▼▼▼
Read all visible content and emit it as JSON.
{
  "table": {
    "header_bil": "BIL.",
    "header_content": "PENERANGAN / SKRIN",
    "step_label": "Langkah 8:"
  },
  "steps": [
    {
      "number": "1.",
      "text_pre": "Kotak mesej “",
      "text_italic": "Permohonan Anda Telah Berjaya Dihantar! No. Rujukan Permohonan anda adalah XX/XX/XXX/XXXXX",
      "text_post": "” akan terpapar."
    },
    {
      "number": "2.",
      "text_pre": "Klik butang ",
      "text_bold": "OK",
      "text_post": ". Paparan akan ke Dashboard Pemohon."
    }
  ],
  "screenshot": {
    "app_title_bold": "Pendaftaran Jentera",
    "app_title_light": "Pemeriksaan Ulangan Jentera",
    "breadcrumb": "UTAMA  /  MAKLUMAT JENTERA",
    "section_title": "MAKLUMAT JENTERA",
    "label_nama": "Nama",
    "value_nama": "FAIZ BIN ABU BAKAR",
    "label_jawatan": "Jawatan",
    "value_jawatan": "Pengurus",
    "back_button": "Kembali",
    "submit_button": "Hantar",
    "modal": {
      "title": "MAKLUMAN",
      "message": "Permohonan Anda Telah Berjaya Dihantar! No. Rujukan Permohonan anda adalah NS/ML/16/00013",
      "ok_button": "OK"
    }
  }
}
▲▲▲
▼▼▼
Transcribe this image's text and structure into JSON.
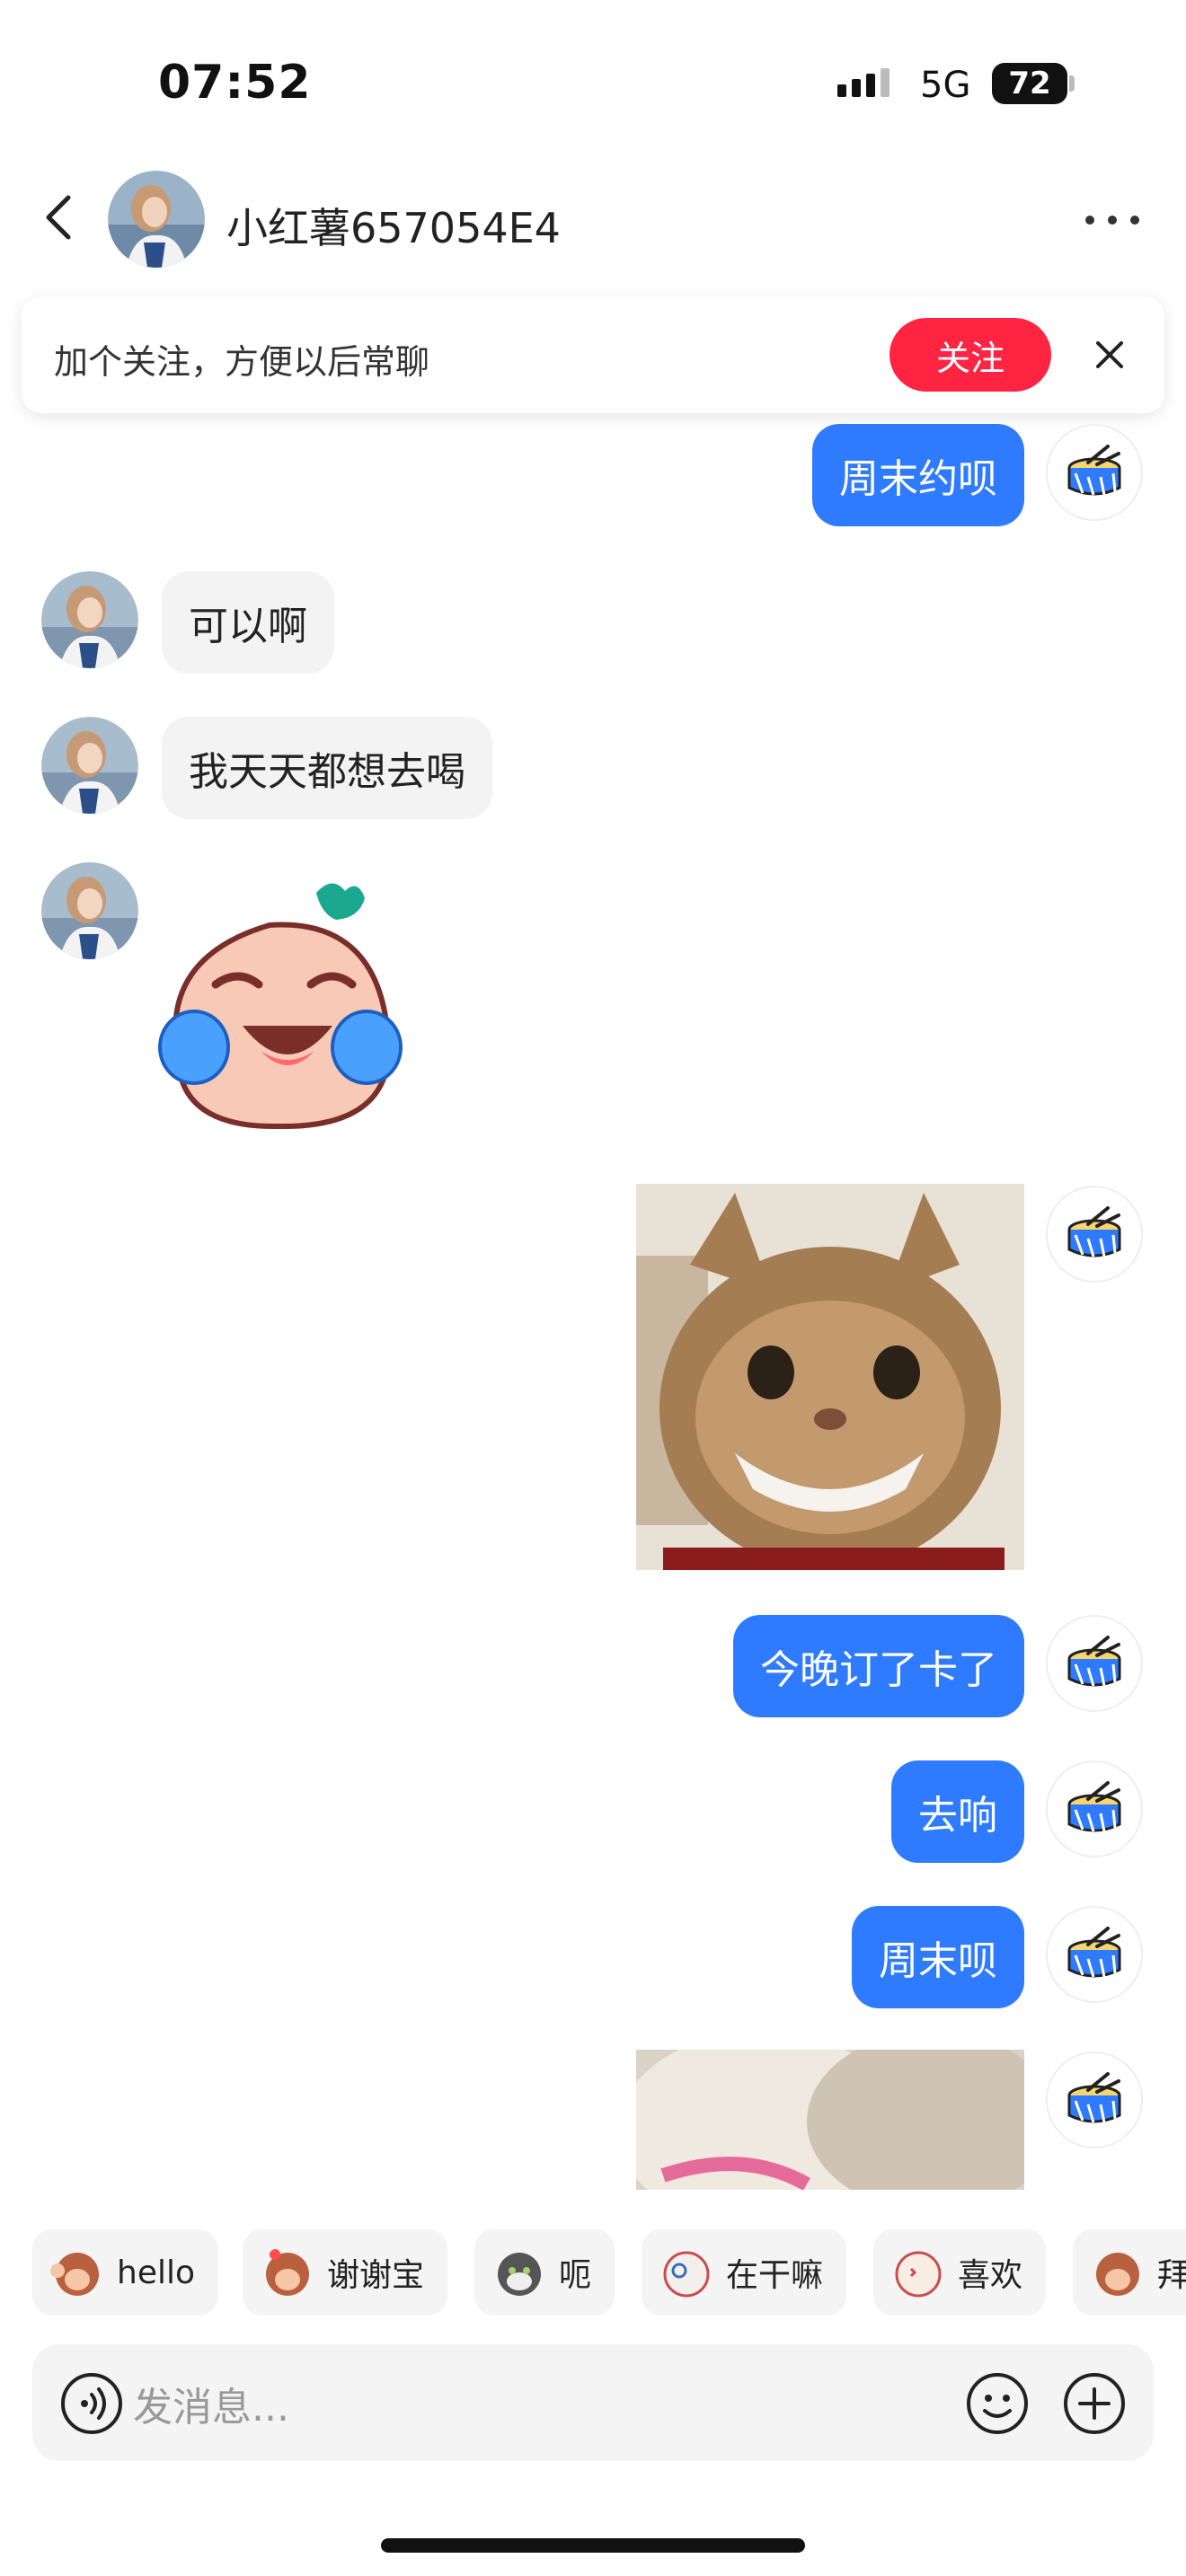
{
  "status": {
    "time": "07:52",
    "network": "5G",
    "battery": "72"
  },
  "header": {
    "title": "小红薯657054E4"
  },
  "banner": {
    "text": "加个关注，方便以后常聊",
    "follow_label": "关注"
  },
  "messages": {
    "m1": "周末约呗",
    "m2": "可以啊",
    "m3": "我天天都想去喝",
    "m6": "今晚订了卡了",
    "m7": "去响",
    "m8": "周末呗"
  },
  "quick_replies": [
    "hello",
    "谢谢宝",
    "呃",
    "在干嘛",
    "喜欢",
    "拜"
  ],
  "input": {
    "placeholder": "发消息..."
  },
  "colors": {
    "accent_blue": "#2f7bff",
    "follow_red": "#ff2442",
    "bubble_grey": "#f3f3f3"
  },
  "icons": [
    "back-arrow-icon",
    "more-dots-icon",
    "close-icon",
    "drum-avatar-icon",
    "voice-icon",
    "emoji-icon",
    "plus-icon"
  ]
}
▲▲▲
▼▼▼
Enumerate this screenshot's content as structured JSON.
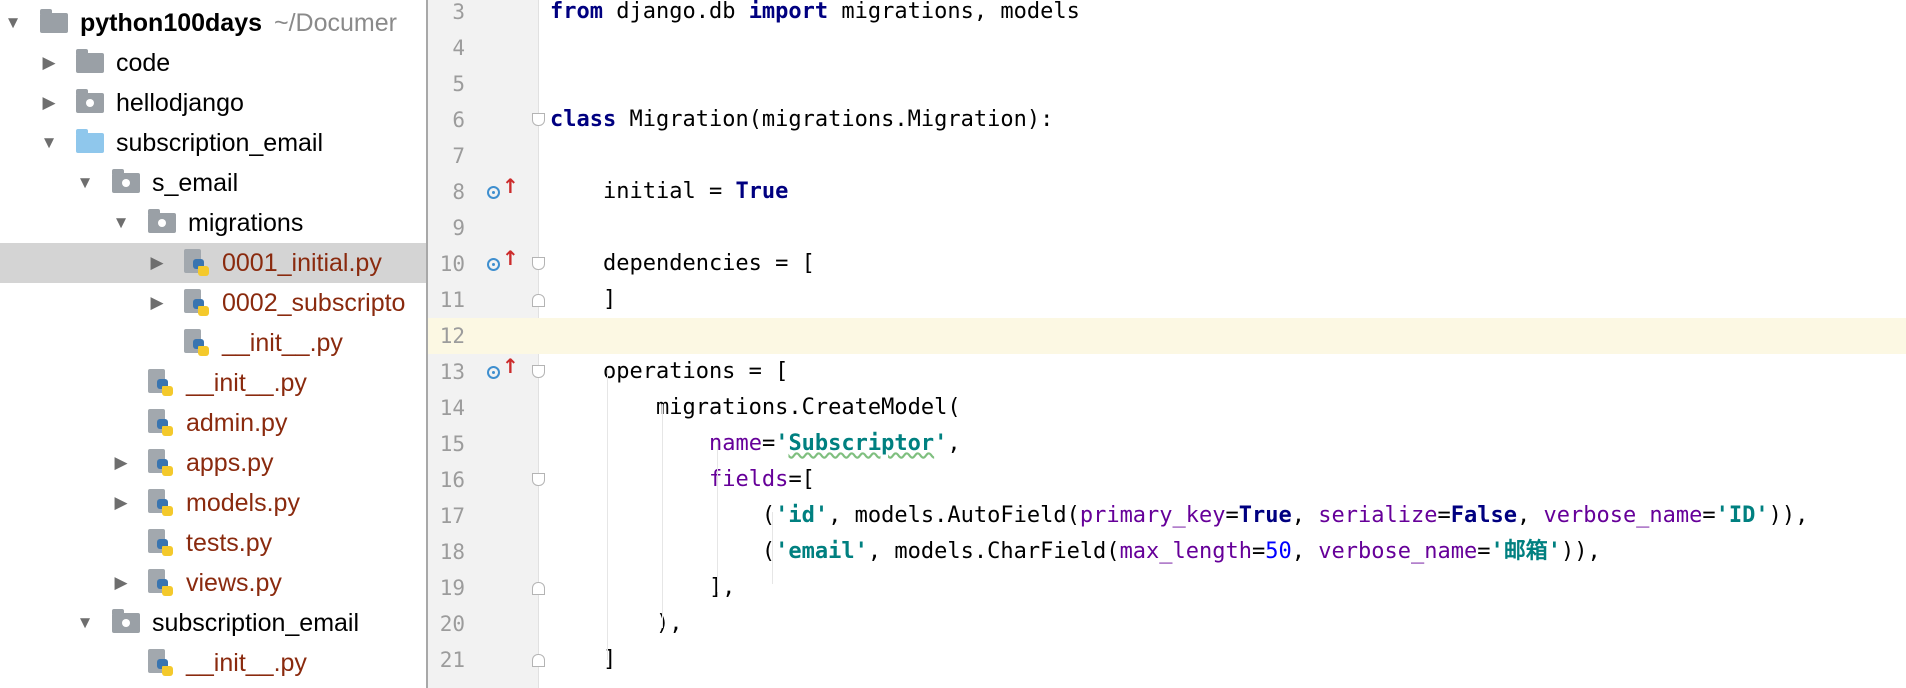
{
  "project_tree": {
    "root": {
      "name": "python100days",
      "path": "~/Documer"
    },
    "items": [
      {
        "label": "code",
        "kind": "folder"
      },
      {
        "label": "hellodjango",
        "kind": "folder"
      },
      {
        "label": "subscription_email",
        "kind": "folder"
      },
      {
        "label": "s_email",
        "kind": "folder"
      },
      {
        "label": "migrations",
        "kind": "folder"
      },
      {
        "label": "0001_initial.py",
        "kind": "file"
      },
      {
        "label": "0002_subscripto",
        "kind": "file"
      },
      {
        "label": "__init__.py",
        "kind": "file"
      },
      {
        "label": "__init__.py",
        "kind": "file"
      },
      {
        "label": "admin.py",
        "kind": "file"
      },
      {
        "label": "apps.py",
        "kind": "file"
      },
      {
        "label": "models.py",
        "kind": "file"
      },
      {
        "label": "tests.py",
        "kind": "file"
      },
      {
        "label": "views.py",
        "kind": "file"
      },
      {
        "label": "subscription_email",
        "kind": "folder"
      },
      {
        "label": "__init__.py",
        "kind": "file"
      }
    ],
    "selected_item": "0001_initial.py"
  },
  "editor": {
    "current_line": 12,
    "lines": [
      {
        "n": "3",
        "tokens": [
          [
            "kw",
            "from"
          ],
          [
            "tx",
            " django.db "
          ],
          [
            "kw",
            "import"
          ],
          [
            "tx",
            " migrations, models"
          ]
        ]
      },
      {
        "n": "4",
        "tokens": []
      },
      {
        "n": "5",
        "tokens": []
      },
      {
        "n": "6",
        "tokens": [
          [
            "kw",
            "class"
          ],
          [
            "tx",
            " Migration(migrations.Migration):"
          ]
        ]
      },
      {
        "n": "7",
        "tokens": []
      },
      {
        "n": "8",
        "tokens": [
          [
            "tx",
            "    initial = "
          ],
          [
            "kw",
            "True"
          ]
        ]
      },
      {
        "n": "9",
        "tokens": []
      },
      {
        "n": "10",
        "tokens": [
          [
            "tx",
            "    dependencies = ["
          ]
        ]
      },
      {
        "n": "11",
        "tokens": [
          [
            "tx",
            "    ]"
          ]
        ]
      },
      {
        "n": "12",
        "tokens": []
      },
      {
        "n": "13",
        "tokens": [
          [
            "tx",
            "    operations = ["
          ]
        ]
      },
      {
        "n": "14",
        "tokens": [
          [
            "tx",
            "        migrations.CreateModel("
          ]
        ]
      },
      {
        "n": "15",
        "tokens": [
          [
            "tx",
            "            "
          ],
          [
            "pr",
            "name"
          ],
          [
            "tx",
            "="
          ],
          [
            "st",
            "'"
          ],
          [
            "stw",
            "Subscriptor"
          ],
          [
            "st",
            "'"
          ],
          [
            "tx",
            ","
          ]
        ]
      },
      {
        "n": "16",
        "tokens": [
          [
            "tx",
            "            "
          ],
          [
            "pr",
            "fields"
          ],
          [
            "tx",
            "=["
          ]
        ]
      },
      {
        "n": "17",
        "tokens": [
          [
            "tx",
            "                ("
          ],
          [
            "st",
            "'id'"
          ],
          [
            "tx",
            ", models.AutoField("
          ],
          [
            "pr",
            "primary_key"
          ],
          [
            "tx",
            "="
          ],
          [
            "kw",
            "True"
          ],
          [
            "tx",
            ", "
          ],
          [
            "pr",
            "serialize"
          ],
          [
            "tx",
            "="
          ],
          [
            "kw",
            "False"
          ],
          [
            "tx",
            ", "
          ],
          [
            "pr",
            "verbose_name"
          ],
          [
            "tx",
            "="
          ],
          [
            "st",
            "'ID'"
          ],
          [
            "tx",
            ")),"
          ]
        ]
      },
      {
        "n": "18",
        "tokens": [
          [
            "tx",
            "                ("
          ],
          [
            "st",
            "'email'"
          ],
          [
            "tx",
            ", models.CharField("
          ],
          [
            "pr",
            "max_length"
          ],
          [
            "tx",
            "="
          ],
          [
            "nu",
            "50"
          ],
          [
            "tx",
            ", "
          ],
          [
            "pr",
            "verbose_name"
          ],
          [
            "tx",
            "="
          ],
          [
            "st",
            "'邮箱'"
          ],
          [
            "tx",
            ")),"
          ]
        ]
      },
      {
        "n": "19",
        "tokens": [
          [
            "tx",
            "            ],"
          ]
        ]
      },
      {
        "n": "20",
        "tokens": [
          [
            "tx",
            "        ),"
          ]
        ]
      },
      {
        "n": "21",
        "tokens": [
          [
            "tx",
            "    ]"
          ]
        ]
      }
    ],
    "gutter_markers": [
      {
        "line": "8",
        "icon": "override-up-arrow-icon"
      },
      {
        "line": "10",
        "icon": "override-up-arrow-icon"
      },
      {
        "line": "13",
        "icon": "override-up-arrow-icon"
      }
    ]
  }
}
▲▲▲
# Directions:
List every line above that contains the word "Permohonan".

# Written reply:
      "text_italic": "Permohonan Anda Telah Berjaya Dihantar! No. Rujukan Permohonan anda adalah XX/XX/XXX/XXXXX",
      "message": "Permohonan Anda Telah Berjaya Dihantar! No. Rujukan Permohonan anda adalah NS/ML/16/00013",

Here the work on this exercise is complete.